TASK STATEMENT: In the listing that follows, count each line containing the string "this" and report only the count.

Start THE DATA

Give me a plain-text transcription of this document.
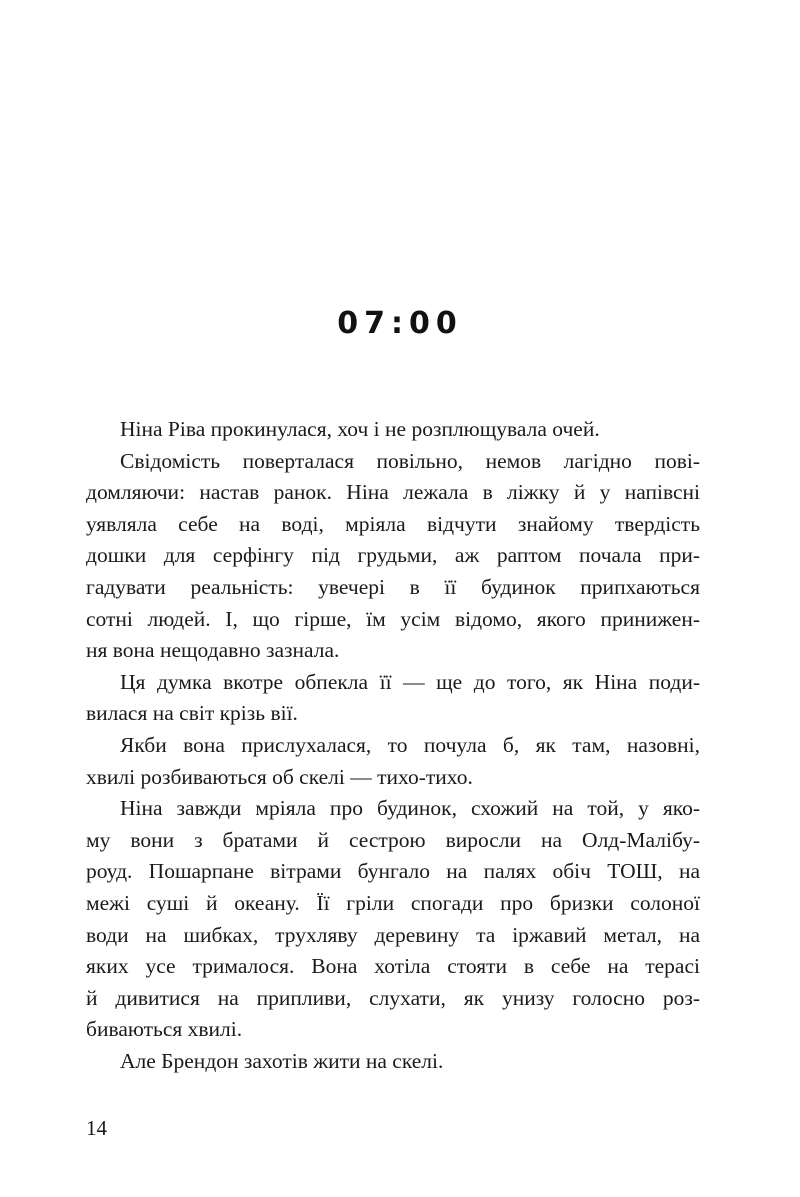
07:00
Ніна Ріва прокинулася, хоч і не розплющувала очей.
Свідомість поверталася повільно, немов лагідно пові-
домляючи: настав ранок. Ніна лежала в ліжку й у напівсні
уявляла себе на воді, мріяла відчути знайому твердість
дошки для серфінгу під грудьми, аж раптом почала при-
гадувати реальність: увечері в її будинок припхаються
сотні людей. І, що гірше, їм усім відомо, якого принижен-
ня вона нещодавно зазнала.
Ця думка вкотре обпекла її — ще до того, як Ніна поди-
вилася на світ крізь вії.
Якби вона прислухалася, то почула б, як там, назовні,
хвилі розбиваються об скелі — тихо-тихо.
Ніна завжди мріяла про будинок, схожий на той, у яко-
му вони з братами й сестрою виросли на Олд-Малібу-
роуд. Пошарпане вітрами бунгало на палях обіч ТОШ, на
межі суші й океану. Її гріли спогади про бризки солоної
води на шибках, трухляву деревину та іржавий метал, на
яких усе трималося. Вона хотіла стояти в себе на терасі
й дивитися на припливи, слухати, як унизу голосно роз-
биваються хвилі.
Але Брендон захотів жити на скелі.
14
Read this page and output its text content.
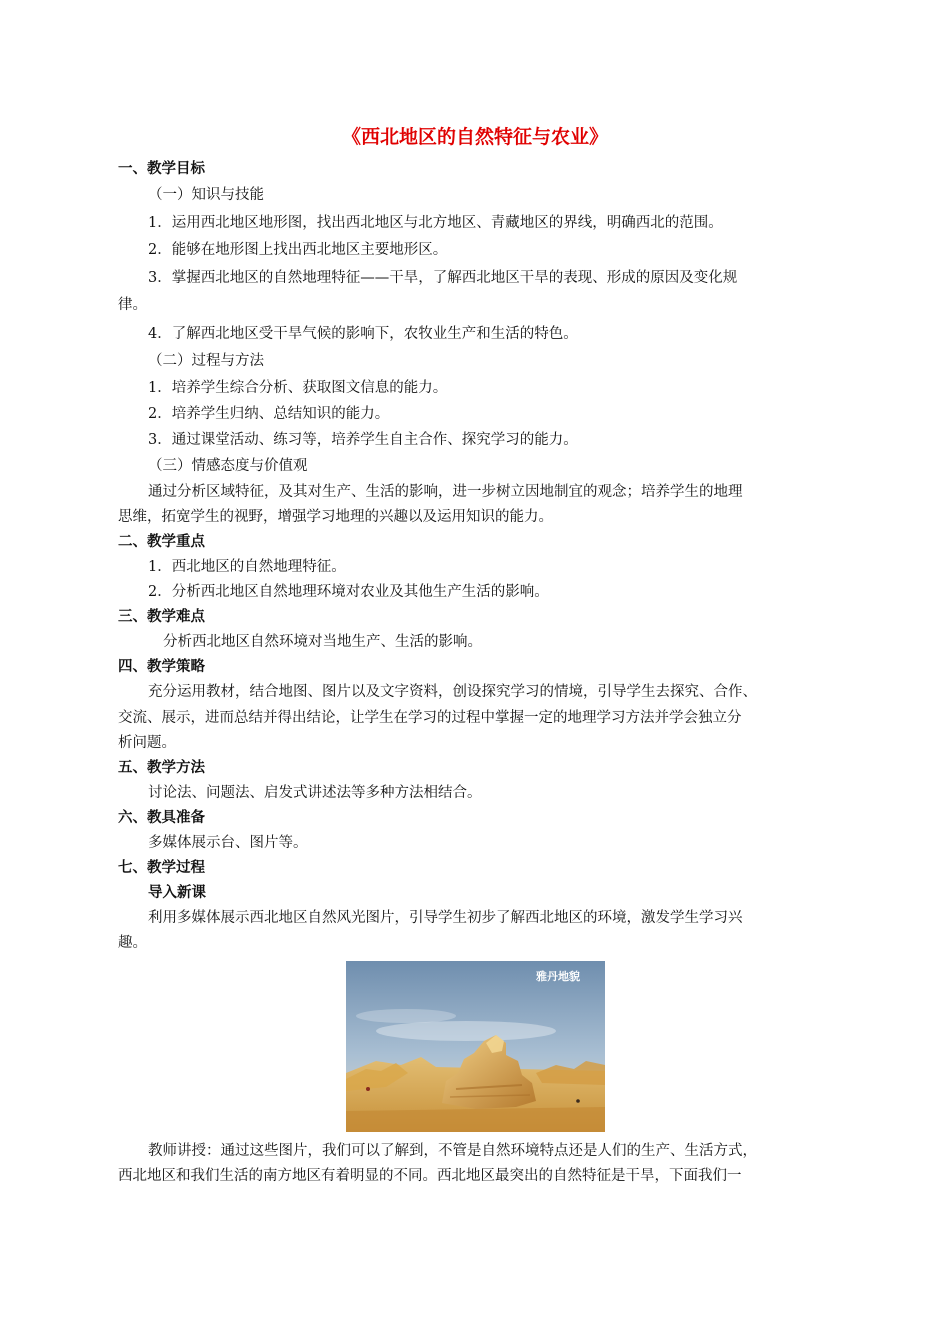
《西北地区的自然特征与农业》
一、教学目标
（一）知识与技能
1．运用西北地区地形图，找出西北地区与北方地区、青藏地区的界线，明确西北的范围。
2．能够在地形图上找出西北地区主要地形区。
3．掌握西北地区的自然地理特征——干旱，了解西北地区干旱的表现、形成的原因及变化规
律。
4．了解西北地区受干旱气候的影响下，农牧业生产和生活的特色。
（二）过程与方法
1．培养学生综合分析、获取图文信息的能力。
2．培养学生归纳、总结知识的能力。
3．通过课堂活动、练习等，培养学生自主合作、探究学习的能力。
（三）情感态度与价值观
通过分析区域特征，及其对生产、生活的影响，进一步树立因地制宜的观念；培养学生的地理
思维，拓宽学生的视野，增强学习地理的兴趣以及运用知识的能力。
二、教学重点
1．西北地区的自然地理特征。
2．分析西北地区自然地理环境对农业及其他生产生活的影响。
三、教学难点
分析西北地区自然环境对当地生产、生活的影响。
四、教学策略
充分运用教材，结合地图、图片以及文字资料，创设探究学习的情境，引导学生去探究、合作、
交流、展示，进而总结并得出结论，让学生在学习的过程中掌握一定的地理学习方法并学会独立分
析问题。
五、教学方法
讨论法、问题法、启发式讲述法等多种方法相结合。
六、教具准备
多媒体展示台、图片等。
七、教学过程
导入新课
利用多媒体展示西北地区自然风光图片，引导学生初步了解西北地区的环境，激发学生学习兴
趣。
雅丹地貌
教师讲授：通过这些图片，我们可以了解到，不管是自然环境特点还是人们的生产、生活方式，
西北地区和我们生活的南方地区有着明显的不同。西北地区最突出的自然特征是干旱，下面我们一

End THE DATA

COMPLETED EXERCISE: 2